DATA LISTING:
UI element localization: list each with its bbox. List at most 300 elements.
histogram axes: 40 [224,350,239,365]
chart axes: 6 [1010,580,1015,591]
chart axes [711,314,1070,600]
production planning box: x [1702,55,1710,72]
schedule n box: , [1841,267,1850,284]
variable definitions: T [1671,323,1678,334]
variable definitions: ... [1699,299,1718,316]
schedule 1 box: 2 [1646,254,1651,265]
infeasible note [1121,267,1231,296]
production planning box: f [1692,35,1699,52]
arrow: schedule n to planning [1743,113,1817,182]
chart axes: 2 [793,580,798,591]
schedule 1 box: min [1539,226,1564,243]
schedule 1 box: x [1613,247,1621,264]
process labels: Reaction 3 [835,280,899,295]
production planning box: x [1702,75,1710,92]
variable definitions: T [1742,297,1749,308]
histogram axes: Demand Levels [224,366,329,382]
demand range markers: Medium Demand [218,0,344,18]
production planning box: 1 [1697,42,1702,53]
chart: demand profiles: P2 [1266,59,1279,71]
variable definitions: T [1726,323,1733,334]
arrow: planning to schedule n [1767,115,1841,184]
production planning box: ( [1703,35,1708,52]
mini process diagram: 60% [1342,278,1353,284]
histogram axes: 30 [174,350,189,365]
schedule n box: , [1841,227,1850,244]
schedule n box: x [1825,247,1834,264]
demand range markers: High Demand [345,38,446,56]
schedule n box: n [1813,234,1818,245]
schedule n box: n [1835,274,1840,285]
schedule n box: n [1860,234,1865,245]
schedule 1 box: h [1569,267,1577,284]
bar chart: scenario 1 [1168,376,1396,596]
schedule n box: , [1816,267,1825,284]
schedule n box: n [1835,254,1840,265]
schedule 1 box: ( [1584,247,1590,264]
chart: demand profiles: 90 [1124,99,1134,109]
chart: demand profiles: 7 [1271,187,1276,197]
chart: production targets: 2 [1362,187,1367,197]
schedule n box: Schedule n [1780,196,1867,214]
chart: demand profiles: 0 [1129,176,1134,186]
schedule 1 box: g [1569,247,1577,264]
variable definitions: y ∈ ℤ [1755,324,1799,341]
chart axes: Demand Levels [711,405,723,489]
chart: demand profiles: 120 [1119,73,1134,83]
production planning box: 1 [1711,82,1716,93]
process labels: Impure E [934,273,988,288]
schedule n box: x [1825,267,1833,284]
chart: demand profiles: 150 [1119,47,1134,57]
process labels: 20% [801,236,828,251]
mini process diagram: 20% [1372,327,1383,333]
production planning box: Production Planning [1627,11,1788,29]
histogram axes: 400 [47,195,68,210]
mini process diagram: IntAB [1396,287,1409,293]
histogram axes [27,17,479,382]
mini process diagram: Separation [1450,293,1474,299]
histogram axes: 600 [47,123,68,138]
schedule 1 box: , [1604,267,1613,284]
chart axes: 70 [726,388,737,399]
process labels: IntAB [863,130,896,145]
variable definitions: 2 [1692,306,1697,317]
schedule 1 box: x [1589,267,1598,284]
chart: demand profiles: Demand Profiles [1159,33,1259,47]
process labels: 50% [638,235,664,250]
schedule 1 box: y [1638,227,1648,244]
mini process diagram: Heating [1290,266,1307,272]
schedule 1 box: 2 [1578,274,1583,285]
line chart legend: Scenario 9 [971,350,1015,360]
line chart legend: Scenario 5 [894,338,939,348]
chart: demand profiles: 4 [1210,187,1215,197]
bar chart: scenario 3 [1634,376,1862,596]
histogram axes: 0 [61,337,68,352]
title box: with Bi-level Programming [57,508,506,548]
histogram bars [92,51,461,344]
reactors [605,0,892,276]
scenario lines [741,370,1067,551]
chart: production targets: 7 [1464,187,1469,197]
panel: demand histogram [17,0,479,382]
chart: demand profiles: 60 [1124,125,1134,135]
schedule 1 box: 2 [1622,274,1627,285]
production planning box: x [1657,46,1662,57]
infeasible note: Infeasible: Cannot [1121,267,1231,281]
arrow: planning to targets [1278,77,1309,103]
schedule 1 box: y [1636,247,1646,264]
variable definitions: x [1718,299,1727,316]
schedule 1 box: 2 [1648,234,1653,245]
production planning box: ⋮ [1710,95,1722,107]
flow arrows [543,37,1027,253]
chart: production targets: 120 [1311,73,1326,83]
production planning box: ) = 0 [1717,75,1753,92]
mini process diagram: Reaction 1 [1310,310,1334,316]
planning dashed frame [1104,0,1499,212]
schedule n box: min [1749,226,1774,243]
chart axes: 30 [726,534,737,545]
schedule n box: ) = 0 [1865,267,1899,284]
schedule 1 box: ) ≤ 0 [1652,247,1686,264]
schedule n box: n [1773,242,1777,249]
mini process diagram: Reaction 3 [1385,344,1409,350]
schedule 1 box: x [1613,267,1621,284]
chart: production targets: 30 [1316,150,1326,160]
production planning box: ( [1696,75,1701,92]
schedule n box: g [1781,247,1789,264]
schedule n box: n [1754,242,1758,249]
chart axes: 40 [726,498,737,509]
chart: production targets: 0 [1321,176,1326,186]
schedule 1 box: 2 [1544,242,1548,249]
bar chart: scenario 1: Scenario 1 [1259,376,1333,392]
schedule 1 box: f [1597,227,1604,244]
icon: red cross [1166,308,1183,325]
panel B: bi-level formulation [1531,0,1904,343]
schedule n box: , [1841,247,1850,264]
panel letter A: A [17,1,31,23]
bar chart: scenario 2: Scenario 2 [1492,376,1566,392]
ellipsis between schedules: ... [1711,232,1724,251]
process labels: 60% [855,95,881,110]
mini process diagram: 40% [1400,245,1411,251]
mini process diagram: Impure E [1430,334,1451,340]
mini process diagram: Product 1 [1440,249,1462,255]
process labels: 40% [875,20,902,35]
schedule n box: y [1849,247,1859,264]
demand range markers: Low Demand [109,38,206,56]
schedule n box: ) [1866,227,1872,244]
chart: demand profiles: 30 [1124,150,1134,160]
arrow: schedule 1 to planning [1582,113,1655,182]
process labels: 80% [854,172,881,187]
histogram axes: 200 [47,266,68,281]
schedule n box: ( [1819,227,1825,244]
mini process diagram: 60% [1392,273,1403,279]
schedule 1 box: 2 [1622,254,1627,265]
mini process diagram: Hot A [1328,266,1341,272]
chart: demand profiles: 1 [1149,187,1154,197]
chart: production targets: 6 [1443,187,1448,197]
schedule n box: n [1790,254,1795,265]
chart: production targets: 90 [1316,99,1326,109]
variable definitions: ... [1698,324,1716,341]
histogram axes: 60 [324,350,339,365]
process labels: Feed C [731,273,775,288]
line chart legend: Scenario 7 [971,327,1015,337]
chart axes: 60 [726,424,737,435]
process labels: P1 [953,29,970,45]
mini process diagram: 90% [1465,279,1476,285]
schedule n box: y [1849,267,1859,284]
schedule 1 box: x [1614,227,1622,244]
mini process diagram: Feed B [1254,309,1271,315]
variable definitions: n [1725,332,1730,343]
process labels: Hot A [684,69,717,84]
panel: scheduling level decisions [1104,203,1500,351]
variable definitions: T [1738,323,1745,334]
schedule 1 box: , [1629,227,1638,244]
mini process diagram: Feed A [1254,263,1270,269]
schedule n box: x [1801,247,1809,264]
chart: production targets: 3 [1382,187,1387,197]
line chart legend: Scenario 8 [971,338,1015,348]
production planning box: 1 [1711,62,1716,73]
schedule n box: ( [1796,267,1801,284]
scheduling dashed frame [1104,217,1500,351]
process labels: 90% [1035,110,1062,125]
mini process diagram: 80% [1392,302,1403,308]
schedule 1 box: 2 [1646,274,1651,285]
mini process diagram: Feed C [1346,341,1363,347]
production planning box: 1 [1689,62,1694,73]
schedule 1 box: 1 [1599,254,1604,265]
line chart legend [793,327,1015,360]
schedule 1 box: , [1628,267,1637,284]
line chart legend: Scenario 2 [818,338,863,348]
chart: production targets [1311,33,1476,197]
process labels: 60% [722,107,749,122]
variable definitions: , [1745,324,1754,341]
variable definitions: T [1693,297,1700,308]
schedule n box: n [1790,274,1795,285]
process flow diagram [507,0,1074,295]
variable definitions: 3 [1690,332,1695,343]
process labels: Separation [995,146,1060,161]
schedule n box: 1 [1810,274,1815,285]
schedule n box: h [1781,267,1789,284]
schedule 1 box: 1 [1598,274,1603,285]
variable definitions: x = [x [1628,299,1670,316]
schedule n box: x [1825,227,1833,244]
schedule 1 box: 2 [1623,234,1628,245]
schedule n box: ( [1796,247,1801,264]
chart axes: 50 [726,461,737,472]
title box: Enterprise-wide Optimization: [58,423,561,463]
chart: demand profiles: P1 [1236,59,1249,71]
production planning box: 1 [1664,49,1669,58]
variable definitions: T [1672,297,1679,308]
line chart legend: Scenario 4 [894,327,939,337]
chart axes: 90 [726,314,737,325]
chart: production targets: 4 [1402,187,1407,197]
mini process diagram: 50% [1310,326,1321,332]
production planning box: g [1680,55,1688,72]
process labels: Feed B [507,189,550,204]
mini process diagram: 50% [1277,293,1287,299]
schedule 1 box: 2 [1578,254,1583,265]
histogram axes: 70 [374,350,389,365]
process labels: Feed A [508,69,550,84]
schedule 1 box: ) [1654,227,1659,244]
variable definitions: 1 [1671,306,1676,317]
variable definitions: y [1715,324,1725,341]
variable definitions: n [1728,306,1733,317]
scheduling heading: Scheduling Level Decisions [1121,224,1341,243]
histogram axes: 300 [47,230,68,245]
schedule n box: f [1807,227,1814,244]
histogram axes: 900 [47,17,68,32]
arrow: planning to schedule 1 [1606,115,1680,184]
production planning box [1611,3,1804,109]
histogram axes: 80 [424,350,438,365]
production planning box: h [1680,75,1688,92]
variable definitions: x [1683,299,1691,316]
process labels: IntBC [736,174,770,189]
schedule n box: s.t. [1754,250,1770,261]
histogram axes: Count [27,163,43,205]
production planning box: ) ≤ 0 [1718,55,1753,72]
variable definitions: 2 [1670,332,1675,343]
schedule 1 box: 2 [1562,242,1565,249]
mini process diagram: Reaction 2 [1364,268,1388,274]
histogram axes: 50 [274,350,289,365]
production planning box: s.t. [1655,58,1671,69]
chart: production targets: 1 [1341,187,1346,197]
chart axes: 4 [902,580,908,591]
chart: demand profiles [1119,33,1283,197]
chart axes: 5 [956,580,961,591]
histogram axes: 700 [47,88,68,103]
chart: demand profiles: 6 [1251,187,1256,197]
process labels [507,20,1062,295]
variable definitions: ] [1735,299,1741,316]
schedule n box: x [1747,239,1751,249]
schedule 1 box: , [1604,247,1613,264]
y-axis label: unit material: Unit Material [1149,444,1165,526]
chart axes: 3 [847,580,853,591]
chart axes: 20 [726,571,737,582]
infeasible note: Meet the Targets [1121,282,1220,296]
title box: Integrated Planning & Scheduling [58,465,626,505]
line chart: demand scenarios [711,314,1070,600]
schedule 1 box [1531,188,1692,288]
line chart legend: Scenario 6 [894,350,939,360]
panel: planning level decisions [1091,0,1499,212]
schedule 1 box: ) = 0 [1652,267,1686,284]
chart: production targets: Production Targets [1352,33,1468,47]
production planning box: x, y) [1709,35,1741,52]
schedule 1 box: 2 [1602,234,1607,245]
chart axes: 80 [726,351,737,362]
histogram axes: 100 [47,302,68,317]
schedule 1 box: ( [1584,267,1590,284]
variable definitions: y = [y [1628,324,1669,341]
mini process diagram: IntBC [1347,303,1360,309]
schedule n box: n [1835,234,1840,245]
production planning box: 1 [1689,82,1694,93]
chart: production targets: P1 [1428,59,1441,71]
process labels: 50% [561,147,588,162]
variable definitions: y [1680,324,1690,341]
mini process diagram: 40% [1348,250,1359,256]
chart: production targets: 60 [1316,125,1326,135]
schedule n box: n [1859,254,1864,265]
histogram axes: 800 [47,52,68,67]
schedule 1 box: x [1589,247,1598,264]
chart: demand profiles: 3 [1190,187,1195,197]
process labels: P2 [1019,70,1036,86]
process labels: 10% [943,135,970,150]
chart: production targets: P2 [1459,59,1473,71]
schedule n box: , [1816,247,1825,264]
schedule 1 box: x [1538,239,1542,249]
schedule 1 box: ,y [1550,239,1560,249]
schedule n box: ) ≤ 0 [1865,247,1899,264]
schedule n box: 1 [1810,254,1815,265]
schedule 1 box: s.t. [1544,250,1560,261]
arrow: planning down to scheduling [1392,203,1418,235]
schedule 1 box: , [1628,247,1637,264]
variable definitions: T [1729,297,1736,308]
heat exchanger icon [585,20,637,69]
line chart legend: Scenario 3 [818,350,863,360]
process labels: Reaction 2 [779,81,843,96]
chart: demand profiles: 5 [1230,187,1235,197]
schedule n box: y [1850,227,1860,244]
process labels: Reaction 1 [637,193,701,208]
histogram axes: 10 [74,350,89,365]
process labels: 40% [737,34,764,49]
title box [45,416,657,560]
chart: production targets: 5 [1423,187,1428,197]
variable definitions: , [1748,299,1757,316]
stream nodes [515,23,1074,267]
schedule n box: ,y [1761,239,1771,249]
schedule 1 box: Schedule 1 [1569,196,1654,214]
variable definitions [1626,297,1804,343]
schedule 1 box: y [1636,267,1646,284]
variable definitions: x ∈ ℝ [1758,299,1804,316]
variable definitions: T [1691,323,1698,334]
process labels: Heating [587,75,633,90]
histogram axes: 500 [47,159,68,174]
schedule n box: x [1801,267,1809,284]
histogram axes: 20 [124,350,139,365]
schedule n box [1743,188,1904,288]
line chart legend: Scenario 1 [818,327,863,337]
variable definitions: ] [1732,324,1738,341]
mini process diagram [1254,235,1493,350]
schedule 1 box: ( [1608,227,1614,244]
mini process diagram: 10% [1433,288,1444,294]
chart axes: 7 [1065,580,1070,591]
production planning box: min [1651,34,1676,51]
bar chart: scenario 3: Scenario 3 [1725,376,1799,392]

TASK: Reproduce the lines above verbatim, from the very first one through the line containing "schedule n box: , [1841,227,1850,244]", with both ends included.

THE ANSWER:
UI element localization: list each with its bbox. List at most 300 elements.
histogram axes: 40 [224,350,239,365]
chart axes: 6 [1010,580,1015,591]
chart axes [711,314,1070,600]
production planning box: x [1702,55,1710,72]
schedule n box: , [1841,267,1850,284]
variable definitions: T [1671,323,1678,334]
variable definitions: ... [1699,299,1718,316]
schedule 1 box: 2 [1646,254,1651,265]
infeasible note [1121,267,1231,296]
production planning box: f [1692,35,1699,52]
arrow: schedule n to planning [1743,113,1817,182]
chart axes: 2 [793,580,798,591]
schedule 1 box: min [1539,226,1564,243]
schedule 1 box: x [1613,247,1621,264]
process labels: Reaction 3 [835,280,899,295]
production planning box: x [1702,75,1710,92]
variable definitions: T [1742,297,1749,308]
histogram axes: Demand Levels [224,366,329,382]
demand range markers: Medium Demand [218,0,344,18]
production planning box: 1 [1697,42,1702,53]
chart: demand profiles: P2 [1266,59,1279,71]
variable definitions: T [1726,323,1733,334]
arrow: planning to schedule n [1767,115,1841,184]
production planning box: ( [1703,35,1708,52]
mini process diagram: 60% [1342,278,1353,284]
histogram axes: 30 [174,350,189,365]
schedule n box: , [1841,227,1850,244]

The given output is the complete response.